3) #Fixed bridge (like flat top guitars) against normal tailpieces.
I realise some of this is subjective but any opinions and views would help.
Hope you can help.
Soupy1957
Apr-01-2007, 6:17am
Not being a lifelong mandolin player, but a relative rookie such as yourself, I can't really take each one individually, but I WOULD say, that right now, as a beginner, you'd be wise to simply:
1) Stay within your budget
2) Ensure that the one you buy is "playable"
3) Find a local group of folks you can learn from
and with, so that you can get some instant
feedback.
-Soupy1957
Lefty&French
Apr-01-2007, 6:54am
3) #Fixed bridge (like flat top guitars) against normal tailpieces.
Mandolins (A or F or bowlback) are in the same category as violins, banjos or arch top guitars : Tailpiece with endpin button, and movable bridge.
Avoid "normal" when you're talking about music instruments! http://www.mandolincafe.net/iB_html/non-cgi/emoticons/biggrin.gif
John Flynn
Apr-01-2007, 7:37am
1) #A carved top will tend to provide significantly more volume and a more complex tone that many people prefer. This is somewhat of a generalization, however. Some of the better flat-tops will outshine some of the cheaper arch-tops.
2) #Maple is usually used for carved back applications, it would seem for two reasons. First, it lends itself to a powerful, projective sound and second, it can have great figures in the wood, such a "flames" and "quilts" that look really cool. Rosewood is more often used for flat tops and also produces a powerful sound with a lot of bass. Mahogany is also more often used on flat tops and has a "drier" sound accentuating the mid-range.
3) #I once corresponded with a luthier who used to make mandos with fixed bridges on flat tops. I can tell you, those instruments sounded great! But he finally abandoned the concept. He told me that they don't work well on mandolins because of the high string tension relative to the scale length. That causes structural issues that often lead to major repairs down the road. He said pin-through bridges do work well for longer scale instruments like guitars and octave mandolins. Floating bridges generally work best for mandos. Still, you can find some mandos that have them, like the Ovation line.
Bob DeVellis
Apr-01-2007, 7:38am
1) Carved back/tops against flat back/tops.
2) Maple back/sides against mahogany and rosewood back/sides.
3) Fixed bridge (like flat top guitars) against normal tailpieces.
Here's my take on your three questions:
There are two general ways to assemble mandolins.

DATASET ENTRIES
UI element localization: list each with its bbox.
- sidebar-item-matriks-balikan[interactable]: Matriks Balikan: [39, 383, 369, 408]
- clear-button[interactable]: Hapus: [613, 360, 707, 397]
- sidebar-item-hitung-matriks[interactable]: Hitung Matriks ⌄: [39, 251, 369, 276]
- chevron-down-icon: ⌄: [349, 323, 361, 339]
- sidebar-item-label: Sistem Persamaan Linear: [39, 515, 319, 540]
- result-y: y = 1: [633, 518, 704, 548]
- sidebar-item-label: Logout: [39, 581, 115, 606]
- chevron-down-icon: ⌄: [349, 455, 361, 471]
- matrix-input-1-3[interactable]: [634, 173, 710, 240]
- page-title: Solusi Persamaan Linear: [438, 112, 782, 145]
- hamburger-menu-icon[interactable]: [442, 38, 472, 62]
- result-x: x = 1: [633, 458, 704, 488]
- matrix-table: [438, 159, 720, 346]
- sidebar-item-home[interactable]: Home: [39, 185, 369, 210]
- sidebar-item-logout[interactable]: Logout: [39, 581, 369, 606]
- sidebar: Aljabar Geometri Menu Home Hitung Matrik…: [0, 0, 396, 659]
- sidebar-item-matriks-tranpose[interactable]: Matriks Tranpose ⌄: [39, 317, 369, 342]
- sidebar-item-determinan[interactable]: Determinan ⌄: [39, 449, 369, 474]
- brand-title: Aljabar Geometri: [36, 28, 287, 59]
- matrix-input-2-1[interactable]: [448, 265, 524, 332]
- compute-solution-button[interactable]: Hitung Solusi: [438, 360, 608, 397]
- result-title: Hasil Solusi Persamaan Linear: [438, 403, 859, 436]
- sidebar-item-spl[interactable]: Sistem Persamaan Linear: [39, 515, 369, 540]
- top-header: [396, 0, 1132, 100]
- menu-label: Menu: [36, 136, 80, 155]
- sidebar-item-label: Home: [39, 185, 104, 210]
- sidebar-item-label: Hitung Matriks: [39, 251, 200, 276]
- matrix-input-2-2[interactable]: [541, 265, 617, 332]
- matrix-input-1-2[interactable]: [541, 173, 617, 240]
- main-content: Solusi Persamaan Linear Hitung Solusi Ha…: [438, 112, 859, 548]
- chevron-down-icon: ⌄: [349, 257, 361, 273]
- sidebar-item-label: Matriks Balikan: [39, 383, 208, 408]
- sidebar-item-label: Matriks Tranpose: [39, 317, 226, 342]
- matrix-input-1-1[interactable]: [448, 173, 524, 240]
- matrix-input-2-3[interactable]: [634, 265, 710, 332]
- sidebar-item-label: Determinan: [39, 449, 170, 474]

WHAT IS NEEDED
In the mandolin forum thread, what reason did the luthier give for fixed bridges not working well on mandolins?

RESULT OF THIS EXERCISE
The high string tension relative to the scale length causes structural issues that often lead to major repairs.